__TASK DESCRIPTION__
Retype the material below. Keep every word exactly as it is.

* * *

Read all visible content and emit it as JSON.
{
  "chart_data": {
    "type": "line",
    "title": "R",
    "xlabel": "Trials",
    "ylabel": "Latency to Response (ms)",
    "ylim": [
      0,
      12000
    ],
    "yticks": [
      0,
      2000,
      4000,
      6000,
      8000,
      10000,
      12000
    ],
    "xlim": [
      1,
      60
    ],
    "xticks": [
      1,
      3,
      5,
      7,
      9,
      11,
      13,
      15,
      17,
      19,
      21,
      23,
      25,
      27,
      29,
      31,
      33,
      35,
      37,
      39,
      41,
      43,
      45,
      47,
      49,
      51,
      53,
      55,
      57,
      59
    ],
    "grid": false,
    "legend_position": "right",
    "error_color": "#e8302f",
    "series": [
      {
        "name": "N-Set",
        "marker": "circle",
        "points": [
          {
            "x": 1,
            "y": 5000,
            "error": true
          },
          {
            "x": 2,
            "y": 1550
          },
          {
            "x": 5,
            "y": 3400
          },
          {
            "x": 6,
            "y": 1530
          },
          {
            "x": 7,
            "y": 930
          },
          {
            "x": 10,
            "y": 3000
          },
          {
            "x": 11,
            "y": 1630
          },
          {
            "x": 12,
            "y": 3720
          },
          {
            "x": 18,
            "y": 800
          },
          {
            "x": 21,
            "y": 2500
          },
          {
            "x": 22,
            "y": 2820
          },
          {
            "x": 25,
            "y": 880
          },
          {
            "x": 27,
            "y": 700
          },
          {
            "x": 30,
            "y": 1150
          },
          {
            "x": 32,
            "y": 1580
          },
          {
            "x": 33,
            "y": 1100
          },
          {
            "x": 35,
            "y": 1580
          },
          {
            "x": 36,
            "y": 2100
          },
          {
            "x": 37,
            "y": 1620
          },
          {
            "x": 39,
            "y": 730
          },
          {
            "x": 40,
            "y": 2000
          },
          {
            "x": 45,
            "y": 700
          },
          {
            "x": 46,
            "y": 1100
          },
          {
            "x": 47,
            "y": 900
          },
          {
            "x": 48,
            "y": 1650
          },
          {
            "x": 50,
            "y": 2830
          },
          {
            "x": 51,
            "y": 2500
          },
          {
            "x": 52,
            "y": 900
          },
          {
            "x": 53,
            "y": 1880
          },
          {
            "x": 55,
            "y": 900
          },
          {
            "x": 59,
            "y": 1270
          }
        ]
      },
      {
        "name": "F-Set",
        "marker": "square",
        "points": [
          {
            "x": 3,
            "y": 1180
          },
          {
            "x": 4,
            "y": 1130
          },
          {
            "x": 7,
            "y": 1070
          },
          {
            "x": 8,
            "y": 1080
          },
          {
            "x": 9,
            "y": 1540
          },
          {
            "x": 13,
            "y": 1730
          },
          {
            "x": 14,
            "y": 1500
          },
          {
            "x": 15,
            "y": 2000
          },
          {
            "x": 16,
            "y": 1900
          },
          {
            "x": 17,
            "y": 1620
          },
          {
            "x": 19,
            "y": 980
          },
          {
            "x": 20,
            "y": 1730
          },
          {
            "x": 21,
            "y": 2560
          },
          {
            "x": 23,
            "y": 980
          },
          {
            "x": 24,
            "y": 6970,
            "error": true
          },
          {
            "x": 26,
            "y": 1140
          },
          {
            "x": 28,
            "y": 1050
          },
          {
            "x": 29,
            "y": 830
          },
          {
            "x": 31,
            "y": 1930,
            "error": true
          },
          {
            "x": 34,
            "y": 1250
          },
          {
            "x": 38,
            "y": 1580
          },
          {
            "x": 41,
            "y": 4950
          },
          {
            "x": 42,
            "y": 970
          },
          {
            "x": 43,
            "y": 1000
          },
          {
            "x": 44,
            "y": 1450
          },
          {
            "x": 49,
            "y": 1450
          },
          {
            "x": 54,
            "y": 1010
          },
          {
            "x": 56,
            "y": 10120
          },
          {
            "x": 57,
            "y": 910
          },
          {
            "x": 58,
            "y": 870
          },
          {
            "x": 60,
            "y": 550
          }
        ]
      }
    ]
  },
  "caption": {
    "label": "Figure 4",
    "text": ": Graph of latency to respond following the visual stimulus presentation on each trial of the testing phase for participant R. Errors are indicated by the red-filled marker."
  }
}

* * *

__FINISHED ANSWER__
Read all visible content and emit it as JSON.
{
  "chart_data": {
    "type": "line",
    "title": "R",
    "xlabel": "Trials",
    "ylabel": "Latency to Response (ms)",
    "ylim": [
      0,
      12000
    ],
    "yticks": [
      0,
      2000,
      4000,
      6000,
      8000,
      10000,
      12000
    ],
    "xlim": [
      1,
      60
    ],
    "xticks": [
      1,
      3,
      5,
      7,
      9,
      11,
      13,
      15,
      17,
      19,
      21,
      23,
      25,
      27,
      29,
      31,
      33,
      35,
      37,
      39,
      41,
      43,
      45,
      47,
      49,
      51,
      53,
      55,
      57,
      59
    ],
    "grid": false,
    "legend_position": "right",
    "error_color": "#e8302f",
    "series": [
      {
        "name": "N-Set",
        "marker": "circle",
        "points": [
          {
            "x": 1,
            "y": 5000,
            "error": true
          },
          {
            "x": 2,
            "y": 1550
          },
          {
            "x": 5,
            "y": 3400
          },
          {
            "x": 6,
            "y": 1530
          },
          {
            "x": 7,
            "y": 930
          },
          {
            "x": 10,
            "y": 3000
          },
          {
            "x": 11,
            "y": 1630
          },
          {
            "x": 12,
            "y": 3720
          },
          {
            "x": 18,
            "y": 800
          },
          {
            "x": 21,
            "y": 2500
          },
          {
            "x": 22,
            "y": 2820
          },
          {
            "x": 25,
            "y": 880
          },
          {
            "x": 27,
            "y": 700
          },
          {
            "x": 30,
            "y": 1150
          },
          {
            "x": 32,
            "y": 1580
          },
          {
            "x": 33,
            "y": 1100
          },
          {
            "x": 35,
            "y": 1580
          },
          {
            "x": 36,
            "y": 2100
          },
          {
            "x": 37,
            "y": 1620
          },
          {
            "x": 39,
            "y": 730
          },
          {
            "x": 40,
            "y": 2000
          },
          {
            "x": 45,
            "y": 700
          },
          {
            "x": 46,
            "y": 1100
          },
          {
            "x": 47,
            "y": 900
          },
          {
            "x": 48,
            "y": 1650
          },
          {
            "x": 50,
            "y": 2830
          },
          {
            "x": 51,
            "y": 2500
          },
          {
            "x": 52,
            "y": 900
          },
          {
            "x": 53,
            "y": 1880
          },
          {
            "x": 55,
            "y": 900
          },
          {
            "x": 59,
            "y": 1270
          }
        ]
      },
      {
        "name": "F-Set",
        "marker": "square",
        "points": [
          {
            "x": 3,
            "y": 1180
          },
          {
            "x": 4,
            "y": 1130
          },
          {
            "x": 7,
            "y": 1070
          },
          {
            "x": 8,
            "y": 1080
          },
          {
            "x": 9,
            "y": 1540
          },
          {
            "x": 13,
            "y": 1730
          },
          {
            "x": 14,
            "y": 1500
          },
          {
            "x": 15,
            "y": 2000
          },
          {
            "x": 16,
            "y": 1900
          },
          {
            "x": 17,
            "y": 1620
          },
          {
            "x": 19,
            "y": 980
          },
          {
            "x": 20,
            "y": 1730
          },
          {
            "x": 21,
            "y": 2560
          },
          {
            "x": 23,
            "y": 980
          },
          {
            "x": 24,
            "y": 6970,
            "error": true
          },
          {
            "x": 26,
            "y": 1140
          },
          {
            "x": 28,
            "y": 1050
          },
          {
            "x": 29,
            "y": 830
          },
          {
            "x": 31,
            "y": 1930,
            "error": true
          },
          {
            "x": 34,
            "y": 1250
          },
          {
            "x": 38,
            "y": 1580
          },
          {
            "x": 41,
            "y": 4950
          },
          {
            "x": 42,
            "y": 970
          },
          {
            "x": 43,
            "y": 1000
          },
          {
            "x": 44,
            "y": 1450
          },
          {
            "x": 49,
            "y": 1450
          },
          {
            "x": 54,
            "y": 1010
          },
          {
            "x": 56,
            "y": 10120
          },
          {
            "x": 57,
            "y": 910
          },
          {
            "x": 58,
            "y": 870
          },
          {
            "x": 60,
            "y": 550
          }
        ]
      }
    ]
  },
  "caption": {
    "label": "Figure 4",
    "text": ": Graph of latency to respond following the visual stimulus presentation on each trial of the testing phase for participant R. Errors are indicated by the red-filled marker."
  }
}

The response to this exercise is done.